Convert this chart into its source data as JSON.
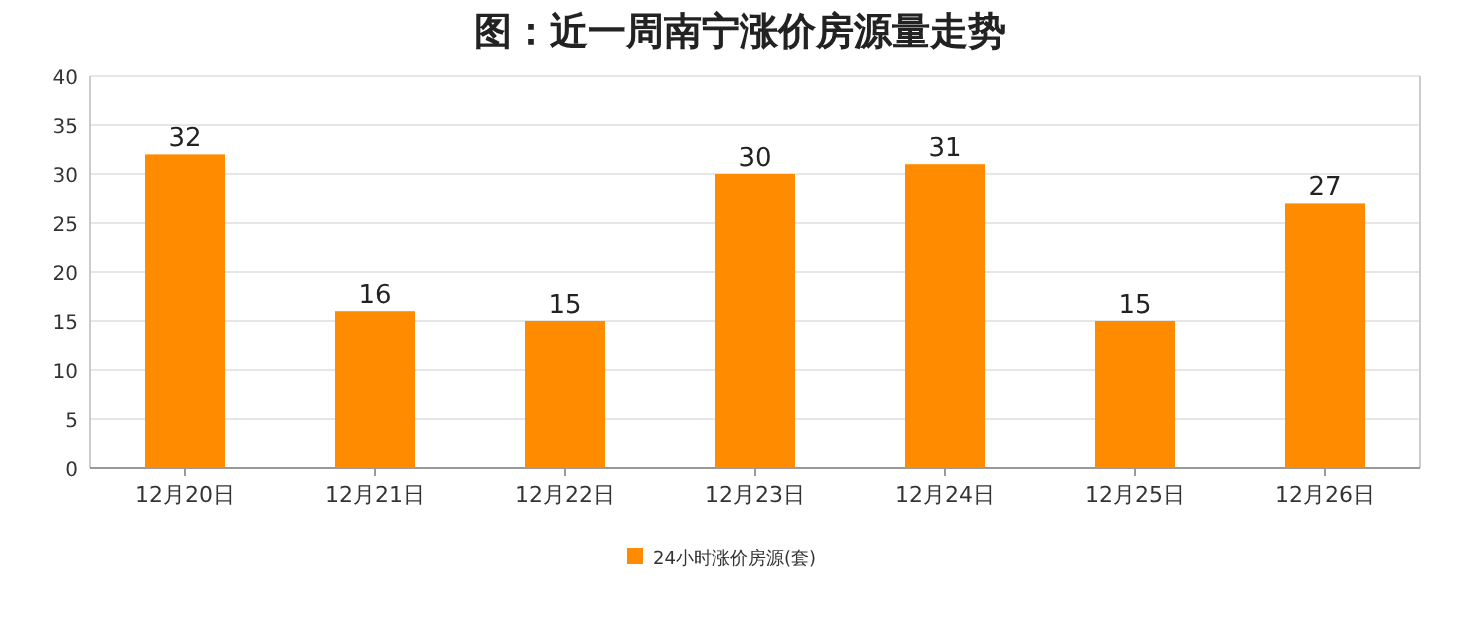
{
  "chart_data": {
    "type": "bar",
    "title": "图：近一周南宁涨价房源量走势",
    "categories": [
      "12月20日",
      "12月21日",
      "12月22日",
      "12月23日",
      "12月24日",
      "12月25日",
      "12月26日"
    ],
    "series": [
      {
        "name": "24小时涨价房源(套)",
        "color": "#ff8c00",
        "values": [
          32,
          16,
          15,
          30,
          31,
          15,
          27
        ]
      }
    ],
    "ylim": [
      0,
      40
    ],
    "yticks": [
      0,
      5,
      10,
      15,
      20,
      25,
      30,
      35,
      40
    ],
    "grid": "y",
    "legend": "bottom",
    "data_labels": true
  }
}
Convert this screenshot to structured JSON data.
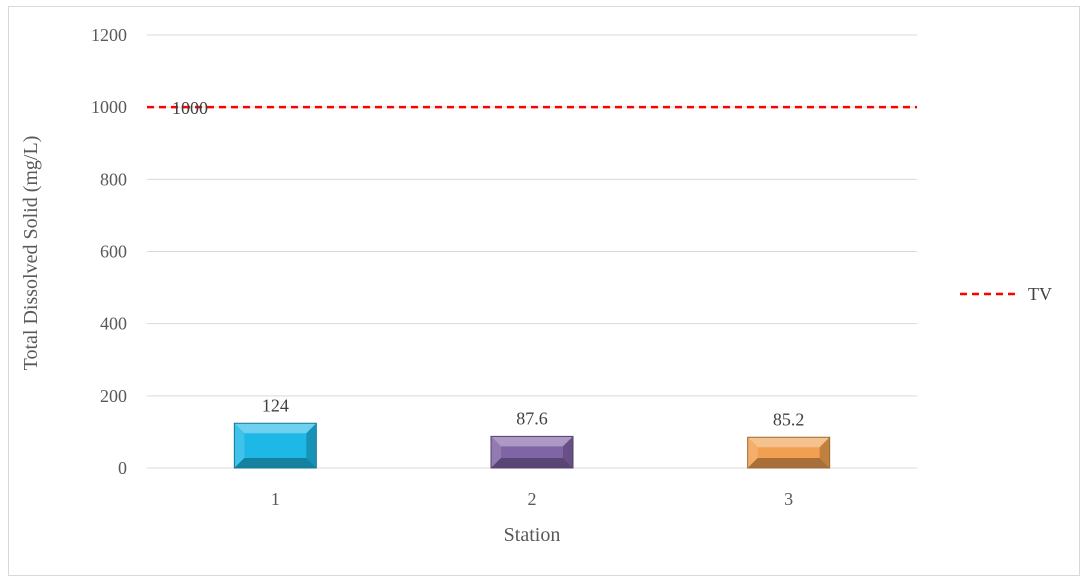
{
  "chart_data": {
    "type": "bar",
    "categories": [
      "1",
      "2",
      "3"
    ],
    "values": [
      124,
      87.6,
      85.2
    ],
    "data_labels": [
      "124",
      "87.6",
      "85.2"
    ],
    "bar_colors": [
      "#1eb8e6",
      "#7f64a6",
      "#f0a050"
    ],
    "ylabel": "Total Dissolved Solid (mg/L)",
    "xlabel": "Station",
    "ylim": [
      0,
      1200
    ],
    "y_ticks": [
      0,
      200,
      400,
      600,
      800,
      1000,
      1200
    ],
    "grid": true,
    "threshold": {
      "name": "TV",
      "value": 1000,
      "label": "1000",
      "color": "#ff0000",
      "style": "dashed"
    },
    "legend_position": "right"
  }
}
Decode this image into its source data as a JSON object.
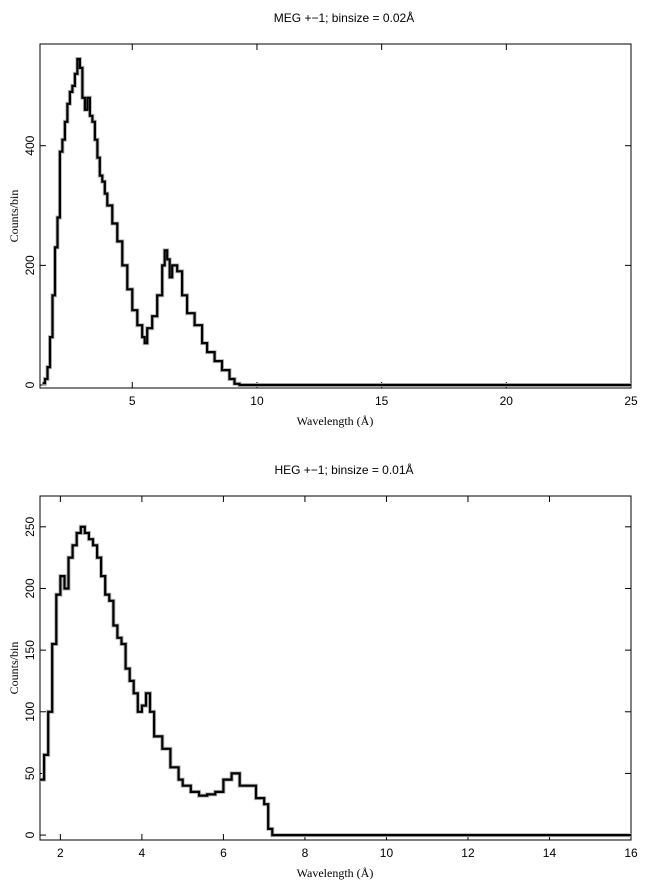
{
  "chart_data": [
    {
      "type": "line",
      "title": "MEG +−1; binsize = 0.02Å",
      "xlabel": "Wavelength (Å)",
      "ylabel": "Counts/bin",
      "xlim": [
        1.3,
        25
      ],
      "ylim": [
        -5,
        570
      ],
      "xticks": [
        5,
        10,
        15,
        20,
        25
      ],
      "yticks": [
        0,
        200,
        400
      ],
      "xtick_labels": [
        "5",
        "10",
        "15",
        "20",
        "25"
      ],
      "ytick_labels": [
        "0",
        "200",
        "400"
      ],
      "grid": false,
      "binsize": 0.02,
      "series": [
        {
          "x": [
            1.4,
            1.5,
            1.6,
            1.7,
            1.8,
            1.9,
            2.0,
            2.1,
            2.2,
            2.3,
            2.4,
            2.5,
            2.6,
            2.7,
            2.8,
            2.9,
            3.0,
            3.1,
            3.2,
            3.3,
            3.4,
            3.5,
            3.6,
            3.7,
            3.8,
            3.9,
            4.0,
            4.2,
            4.4,
            4.6,
            4.8,
            5.0,
            5.2,
            5.4,
            5.5,
            5.6,
            5.8,
            6.0,
            6.2,
            6.3,
            6.4,
            6.5,
            6.6,
            6.8,
            7.0,
            7.2,
            7.5,
            7.8,
            8.0,
            8.3,
            8.6,
            8.9,
            9.1,
            9.3,
            10,
            15,
            20,
            25
          ],
          "y": [
            3,
            10,
            30,
            80,
            150,
            230,
            280,
            390,
            410,
            440,
            470,
            490,
            500,
            520,
            545,
            530,
            480,
            460,
            480,
            450,
            440,
            410,
            380,
            350,
            340,
            320,
            300,
            270,
            240,
            200,
            160,
            125,
            100,
            80,
            70,
            95,
            115,
            150,
            200,
            225,
            210,
            180,
            200,
            190,
            150,
            120,
            100,
            70,
            55,
            40,
            25,
            10,
            2,
            0,
            0,
            0,
            0,
            0
          ]
        }
      ]
    },
    {
      "type": "line",
      "title": "HEG +−1; binsize = 0.01Å",
      "xlabel": "Wavelength (Å)",
      "ylabel": "Counts/bin",
      "xlim": [
        1.5,
        16
      ],
      "ylim": [
        -4,
        275
      ],
      "xticks": [
        2,
        4,
        6,
        8,
        10,
        12,
        14,
        16
      ],
      "yticks": [
        0,
        50,
        100,
        150,
        200,
        250
      ],
      "xtick_labels": [
        "2",
        "4",
        "6",
        "8",
        "10",
        "12",
        "14",
        "16"
      ],
      "ytick_labels": [
        "0",
        "50",
        "100",
        "150",
        "200",
        "250"
      ],
      "grid": false,
      "binsize": 0.01,
      "series": [
        {
          "x": [
            1.5,
            1.6,
            1.7,
            1.8,
            1.9,
            2.0,
            2.1,
            2.2,
            2.3,
            2.4,
            2.5,
            2.6,
            2.7,
            2.8,
            2.9,
            3.0,
            3.1,
            3.2,
            3.3,
            3.4,
            3.5,
            3.6,
            3.7,
            3.8,
            3.9,
            4.0,
            4.1,
            4.2,
            4.3,
            4.5,
            4.7,
            4.9,
            5.0,
            5.2,
            5.4,
            5.6,
            5.8,
            6.0,
            6.2,
            6.4,
            6.6,
            6.8,
            7.0,
            7.1,
            7.2,
            8,
            10,
            12,
            14,
            16
          ],
          "y": [
            45,
            65,
            100,
            155,
            195,
            210,
            200,
            225,
            235,
            245,
            250,
            245,
            240,
            235,
            225,
            210,
            195,
            190,
            170,
            160,
            155,
            135,
            125,
            115,
            100,
            105,
            115,
            100,
            80,
            70,
            55,
            45,
            40,
            35,
            32,
            33,
            35,
            45,
            50,
            40,
            40,
            30,
            25,
            5,
            0,
            0,
            0,
            0,
            0,
            0
          ]
        }
      ]
    }
  ]
}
===
◆ Problem details ◆
A faithful copy of the records above is needed, with the pictures left out.

◆ Correct response ◆
Convert this chart into its source data as JSON.
{
  "chart_data": {
    "type": "bar",
    "title": "图：近一周南宁涨价房源量走势",
    "categories": [
      "12月20日",
      "12月21日",
      "12月22日",
      "12月23日",
      "12月24日",
      "12月25日",
      "12月26日"
    ],
    "series": [
      {
        "name": "24小时涨价房源(套)",
        "color": "#ff8c00",
        "values": [
          32,
          16,
          15,
          30,
          31,
          15,
          27
        ]
      }
    ],
    "ylim": [
      0,
      40
    ],
    "yticks": [
      0,
      5,
      10,
      15,
      20,
      25,
      30,
      35,
      40
    ],
    "grid": "y",
    "legend": "bottom",
    "data_labels": true
  }
}
Convert this screenshot to structured JSON data.
{
  "chart_data": {
    "type": "bar",
    "categories": [
      "1",
      "2",
      "3"
    ],
    "values": [
      124,
      87.6,
      85.2
    ],
    "data_labels": [
      "124",
      "87.6",
      "85.2"
    ],
    "bar_colors": [
      "#1eb8e6",
      "#7f64a6",
      "#f0a050"
    ],
    "ylabel": "Total Dissolved Solid (mg/L)",
    "xlabel": "Station",
    "ylim": [
      0,
      1200
    ],
    "y_ticks": [
      0,
      200,
      400,
      600,
      800,
      1000,
      1200
    ],
    "grid": true,
    "threshold": {
      "name": "TV",
      "value": 1000,
      "label": "1000",
      "color": "#ff0000",
      "style": "dashed"
    },
    "legend_position": "right"
  }
}
Decode this image into its source data as a JSON object.
{
  "chart_data": [
    {
      "type": "line",
      "title": "MEG +−1; binsize = 0.02Å",
      "xlabel": "Wavelength (Å)",
      "ylabel": "Counts/bin",
      "xlim": [
        1.3,
        25
      ],
      "ylim": [
        -5,
        570
      ],
      "xticks": [
        5,
        10,
        15,
        20,
        25
      ],
      "yticks": [
        0,
        200,
        400
      ],
      "xtick_labels": [
        "5",
        "10",
        "15",
        "20",
        "25"
      ],
      "ytick_labels": [
        "0",
        "200",
        "400"
      ],
      "grid": false,
      "binsize": 0.02,
      "series": [
        {
          "x": [
            1.4,
            1.5,
            1.6,
            1.7,
            1.8,
            1.9,
            2.0,
            2.1,
            2.2,
            2.3,
            2.4,
            2.5,
            2.6,
            2.7,
            2.8,
            2.9,
            3.0,
            3.1,
            3.2,
            3.3,
            3.4,
            3.5,
            3.6,
            3.7,
            3.8,
            3.9,
            4.0,
            4.2,
            4.4,
            4.6,
            4.8,
            5.0,
            5.2,
            5.4,
            5.5,
            5.6,
            5.8,
            6.0,
            6.2,
            6.3,
            6.4,
            6.5,
            6.6,
            6.8,
            7.0,
            7.2,
            7.5,
            7.8,
            8.0,
            8.3,
            8.6,
            8.9,
            9.1,
            9.3,
            10,
            15,
            20,
            25
          ],
          "y": [
            3,
            10,
            30,
            80,
            150,
            230,
            280,
            390,
            410,
            440,
            470,
            490,
            500,
            520,
            545,
            530,
            480,
            460,
            480,
            450,
            440,
            410,
            380,
            350,
            340,
            320,
            300,
            270,
            240,
            200,
            160,
            125,
            100,
            80,
            70,
            95,
            115,
            150,
            200,
            225,
            210,
            180,
            200,
            190,
            150,
            120,
            100,
            70,
            55,
            40,
            25,
            10,
            2,
            0,
            0,
            0,
            0,
            0
          ]
        }
      ]
    },
    {
      "type": "line",
      "title": "HEG +−1; binsize = 0.01Å",
      "xlabel": "Wavelength (Å)",
      "ylabel": "Counts/bin",
      "xlim": [
        1.5,
        16
      ],
      "ylim": [
        -4,
        275
      ],
      "xticks": [
        2,
        4,
        6,
        8,
        10,
        12,
        14,
        16
      ],
      "yticks": [
        0,
        50,
        100,
        150,
        200,
        250
      ],
      "xtick_labels": [
        "2",
        "4",
        "6",
        "8",
        "10",
        "12",
        "14",
        "16"
      ],
      "ytick_labels": [
        "0",
        "50",
        "100",
        "150",
        "200",
        "250"
      ],
      "grid": false,
      "binsize": 0.01,
      "series": [
        {
          "x": [
            1.5,
            1.6,
            1.7,
            1.8,
            1.9,
            2.0,
            2.1,
            2.2,
            2.3,
            2.4,
            2.5,
            2.6,
            2.7,
            2.8,
            2.9,
            3.0,
            3.1,
            3.2,
            3.3,
            3.4,
            3.5,
            3.6,
            3.7,
            3.8,
            3.9,
            4.0,
            4.1,
            4.2,
            4.3,
            4.5,
            4.7,
            4.9,
            5.0,
            5.2,
            5.4,
            5.6,
            5.8,
            6.0,
            6.2,
            6.4,
            6.6,
            6.8,
            7.0,
            7.1,
            7.2,
            8,
            10,
            12,
            14,
            16
          ],
          "y": [
            45,
            65,
            100,
            155,
            195,
            210,
            200,
            225,
            235,
            245,
            250,
            245,
            240,
            235,
            225,
            210,
            195,
            190,
            170,
            160,
            155,
            135,
            125,
            115,
            100,
            105,
            115,
            100,
            80,
            70,
            55,
            45,
            40,
            35,
            32,
            33,
            35,
            45,
            50,
            40,
            40,
            30,
            25,
            5,
            0,
            0,
            0,
            0,
            0,
            0
          ]
        }
      ]
    }
  ]
}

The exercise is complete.